_What this task involves_
Show all lines from the data that include the word "Temperature".

··· Material for this exercise ···

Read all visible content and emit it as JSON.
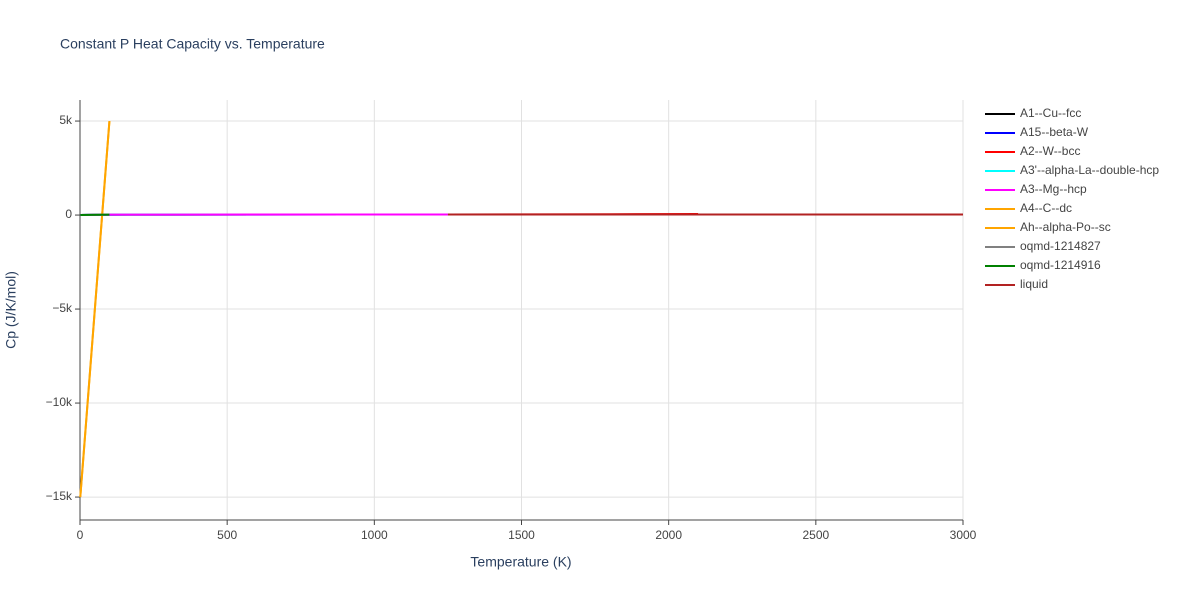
{
  "chart_data": {
    "type": "line",
    "title": "Constant P Heat Capacity vs. Temperature",
    "x_label": "Temperature (K)",
    "y_label": "Cp (J/K/mol)",
    "xlim": [
      0,
      3000
    ],
    "xticks": [
      0,
      500,
      1000,
      1500,
      2000,
      2500,
      3000
    ],
    "ylim": [
      -16220,
      6120
    ],
    "yticks": [
      {
        "value": 5000,
        "label": "5k"
      },
      {
        "value": 0,
        "label": "0"
      },
      {
        "value": -5000,
        "label": "−5k"
      },
      {
        "value": -10000,
        "label": "−10k"
      },
      {
        "value": -15000,
        "label": "−15k"
      }
    ],
    "grid": true,
    "legend": "right",
    "series": [
      {
        "name": "A1--Cu--fcc",
        "color": "#000000",
        "x": [
          1,
          100,
          300,
          600,
          900,
          1250
        ],
        "values": [
          0,
          20,
          25,
          27,
          29,
          31
        ]
      },
      {
        "name": "A15--beta-W",
        "color": "#0000ff",
        "x": [
          1,
          100,
          300,
          600,
          900,
          1250
        ],
        "values": [
          0,
          19,
          24,
          26,
          28,
          30
        ]
      },
      {
        "name": "A2--W--bcc",
        "color": "#ff0000",
        "x": [
          1250,
          1500,
          1800,
          2100
        ],
        "values": [
          33,
          38,
          45,
          55
        ]
      },
      {
        "name": "A3'--alpha-La--double-hcp",
        "color": "#00ffff",
        "x": [
          1,
          100,
          300,
          600,
          900,
          1250
        ],
        "values": [
          0,
          20,
          25,
          27,
          29,
          31
        ]
      },
      {
        "name": "A3--Mg--hcp",
        "color": "#ff00ff",
        "x": [
          1,
          100,
          300,
          600,
          900,
          1250
        ],
        "values": [
          0,
          20,
          25,
          27,
          29,
          31
        ]
      },
      {
        "name": "A4--C--dc",
        "color": "#ffa500",
        "x": [
          1,
          100
        ],
        "values": [
          -15000,
          5000
        ]
      },
      {
        "name": "Ah--alpha-Po--sc",
        "color": "#ffa500",
        "x": [
          1,
          100
        ],
        "values": [
          -15000,
          5000
        ]
      },
      {
        "name": "oqmd-1214827",
        "color": "#808080",
        "x": [
          1,
          100
        ],
        "values": [
          0,
          20
        ]
      },
      {
        "name": "oqmd-1214916",
        "color": "#008000",
        "x": [
          1,
          100
        ],
        "values": [
          0,
          20
        ]
      },
      {
        "name": "liquid",
        "color": "#b22222",
        "x": [
          1250,
          2000,
          3000
        ],
        "values": [
          33,
          33,
          33
        ]
      }
    ]
  }
}
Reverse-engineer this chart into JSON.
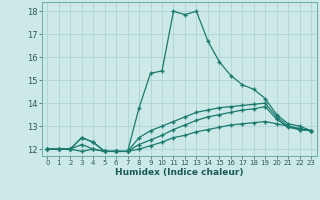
{
  "xlabel": "Humidex (Indice chaleur)",
  "background_color": "#cce9e8",
  "grid_color": "#aed4d3",
  "line_color": "#1a7a6e",
  "xlim": [
    -0.5,
    23.5
  ],
  "ylim": [
    11.7,
    18.4
  ],
  "xticks": [
    0,
    1,
    2,
    3,
    4,
    5,
    6,
    7,
    8,
    9,
    10,
    11,
    12,
    13,
    14,
    15,
    16,
    17,
    18,
    19,
    20,
    21,
    22,
    23
  ],
  "yticks": [
    12,
    13,
    14,
    15,
    16,
    17,
    18
  ],
  "series": [
    [
      12.0,
      12.0,
      12.0,
      12.5,
      12.3,
      11.9,
      11.9,
      11.9,
      13.8,
      15.3,
      15.4,
      18.0,
      17.85,
      18.0,
      16.7,
      15.8,
      15.2,
      14.8,
      14.6,
      14.2,
      13.5,
      13.1,
      13.0,
      12.8
    ],
    [
      12.0,
      12.0,
      12.0,
      12.5,
      12.3,
      11.9,
      11.9,
      11.9,
      12.5,
      12.8,
      13.0,
      13.2,
      13.4,
      13.6,
      13.7,
      13.8,
      13.85,
      13.9,
      13.95,
      14.0,
      13.4,
      13.0,
      12.9,
      12.8
    ],
    [
      12.0,
      12.0,
      12.0,
      11.9,
      12.0,
      11.9,
      11.9,
      11.9,
      12.0,
      12.15,
      12.3,
      12.5,
      12.6,
      12.75,
      12.85,
      12.95,
      13.05,
      13.1,
      13.15,
      13.2,
      13.1,
      13.0,
      12.85,
      12.8
    ],
    [
      12.0,
      12.0,
      12.0,
      12.2,
      12.0,
      11.9,
      11.9,
      11.9,
      12.2,
      12.4,
      12.6,
      12.85,
      13.05,
      13.25,
      13.4,
      13.5,
      13.6,
      13.7,
      13.75,
      13.85,
      13.3,
      12.95,
      12.85,
      12.8
    ]
  ]
}
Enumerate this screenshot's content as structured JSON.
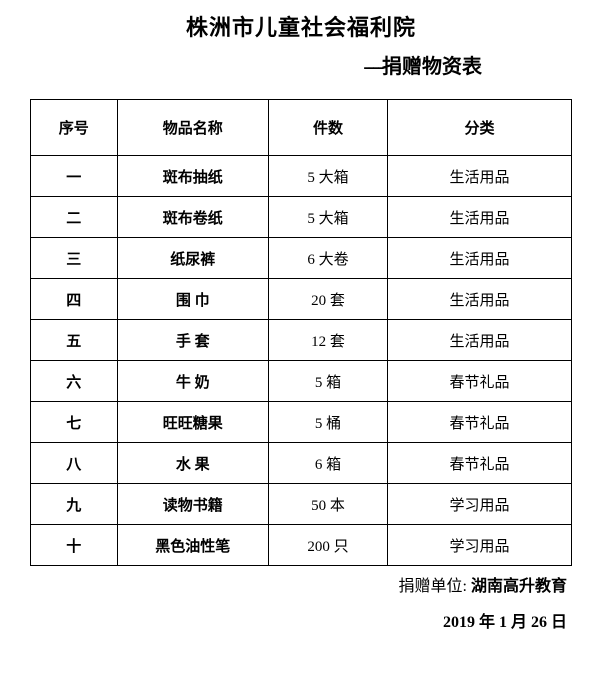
{
  "title": "株洲市儿童社会福利院",
  "subtitle_dashes": "----",
  "subtitle_text": "捐赠物资表",
  "headers": {
    "seq": "序号",
    "name": "物品名称",
    "qty": "件数",
    "cat": "分类"
  },
  "rows": [
    {
      "seq": "一",
      "name": "斑布抽纸",
      "qty": "5 大箱",
      "cat": "生活用品"
    },
    {
      "seq": "二",
      "name": "斑布卷纸",
      "qty": "5 大箱",
      "cat": "生活用品"
    },
    {
      "seq": "三",
      "name": "纸尿裤",
      "qty": "6 大卷",
      "cat": "生活用品"
    },
    {
      "seq": "四",
      "name": "围 巾",
      "qty": "20 套",
      "cat": "生活用品"
    },
    {
      "seq": "五",
      "name": "手 套",
      "qty": "12 套",
      "cat": "生活用品"
    },
    {
      "seq": "六",
      "name": "牛 奶",
      "qty": "5 箱",
      "cat": "春节礼品"
    },
    {
      "seq": "七",
      "name": "旺旺糖果",
      "qty": "5 桶",
      "cat": "春节礼品"
    },
    {
      "seq": "八",
      "name": "水 果",
      "qty": "6 箱",
      "cat": "春节礼品"
    },
    {
      "seq": "九",
      "name": "读物书籍",
      "qty": "50 本",
      "cat": "学习用品"
    },
    {
      "seq": "十",
      "name": "黑色油性笔",
      "qty": "200 只",
      "cat": "学习用品"
    }
  ],
  "donor_label": "捐赠单位: ",
  "donor_value": "湖南高升教育",
  "date": "2019 年 1 月 26 日",
  "colors": {
    "text": "#000000",
    "background": "#ffffff",
    "border": "#000000"
  },
  "typography": {
    "title_fontsize": 22,
    "subtitle_fontsize": 20,
    "table_fontsize": 15,
    "footer_fontsize": 16
  }
}
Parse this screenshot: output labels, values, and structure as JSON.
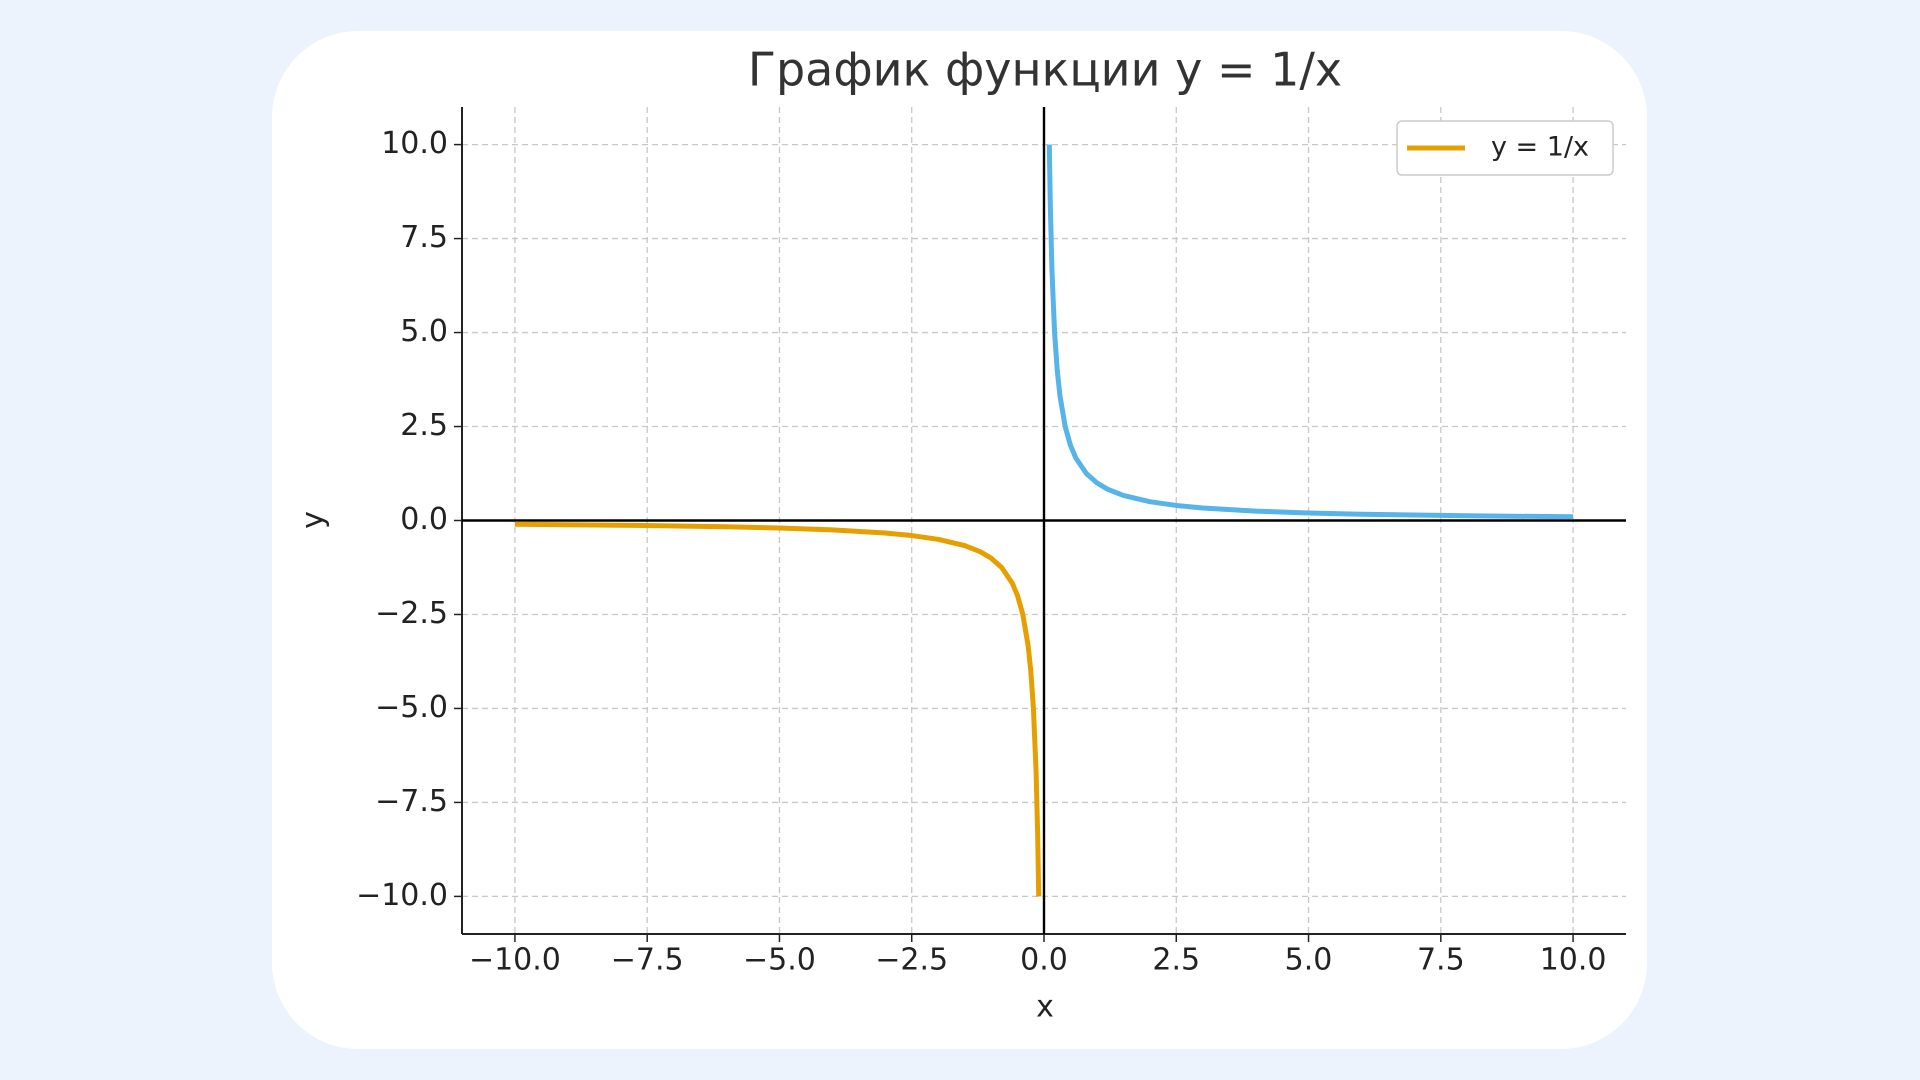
{
  "chart_data": {
    "type": "line",
    "title": "График функции y = 1/x",
    "x_label": "x",
    "y_label": "y",
    "series": [
      {
        "name": "y = 1/x",
        "color": "#e69f00",
        "x": [
          -10,
          -8,
          -6,
          -5,
          -4,
          -3,
          -2.5,
          -2,
          -1.5,
          -1.2,
          -1,
          -0.8,
          -0.6,
          -0.5,
          -0.4,
          -0.3,
          -0.25,
          -0.2,
          -0.15,
          -0.12,
          -0.1
        ],
        "values": [
          -0.1,
          -0.125,
          -0.1667,
          -0.2,
          -0.25,
          -0.3333,
          -0.4,
          -0.5,
          -0.6667,
          -0.8333,
          -1,
          -1.25,
          -1.6667,
          -2,
          -2.5,
          -3.3333,
          -4,
          -5,
          -6.6667,
          -8.3333,
          -10
        ]
      },
      {
        "color": "#56b4e9",
        "x": [
          0.1,
          0.12,
          0.15,
          0.2,
          0.25,
          0.3,
          0.4,
          0.5,
          0.6,
          0.8,
          1,
          1.2,
          1.5,
          2,
          2.5,
          3,
          4,
          5,
          6,
          8,
          10
        ],
        "values": [
          10,
          8.3333,
          6.6667,
          5,
          4,
          3.3333,
          2.5,
          2,
          1.6667,
          1.25,
          1,
          0.8333,
          0.6667,
          0.5,
          0.4,
          0.3333,
          0.25,
          0.2,
          0.1667,
          0.125,
          0.1
        ]
      }
    ],
    "xlim": [
      -11,
      11
    ],
    "ylim": [
      -11,
      11
    ],
    "xticks": [
      {
        "value": -10,
        "label": "−10.0"
      },
      {
        "value": -7.5,
        "label": "−7.5"
      },
      {
        "value": -5,
        "label": "−5.0"
      },
      {
        "value": -2.5,
        "label": "−2.5"
      },
      {
        "value": 0,
        "label": "0.0"
      },
      2.5,
      {
        "value": 5,
        "label": "5.0"
      },
      7.5,
      {
        "value": 10,
        "label": "10.0"
      }
    ],
    "yticks": [
      {
        "value": -10,
        "label": "−10.0"
      },
      {
        "value": -7.5,
        "label": "−7.5"
      },
      {
        "value": -5,
        "label": "−5.0"
      },
      {
        "value": -2.5,
        "label": "−2.5"
      },
      {
        "value": 0,
        "label": "0.0"
      },
      2.5,
      {
        "value": 5,
        "label": "5.0"
      },
      7.5,
      {
        "value": 10,
        "label": "10.0"
      }
    ],
    "grid": true,
    "zero_lines": true,
    "legend": "upper right"
  }
}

···

_Final result_
    "title": "Constant P Heat Capacity vs. Temperature",
    "x_label": "Temperature (K)",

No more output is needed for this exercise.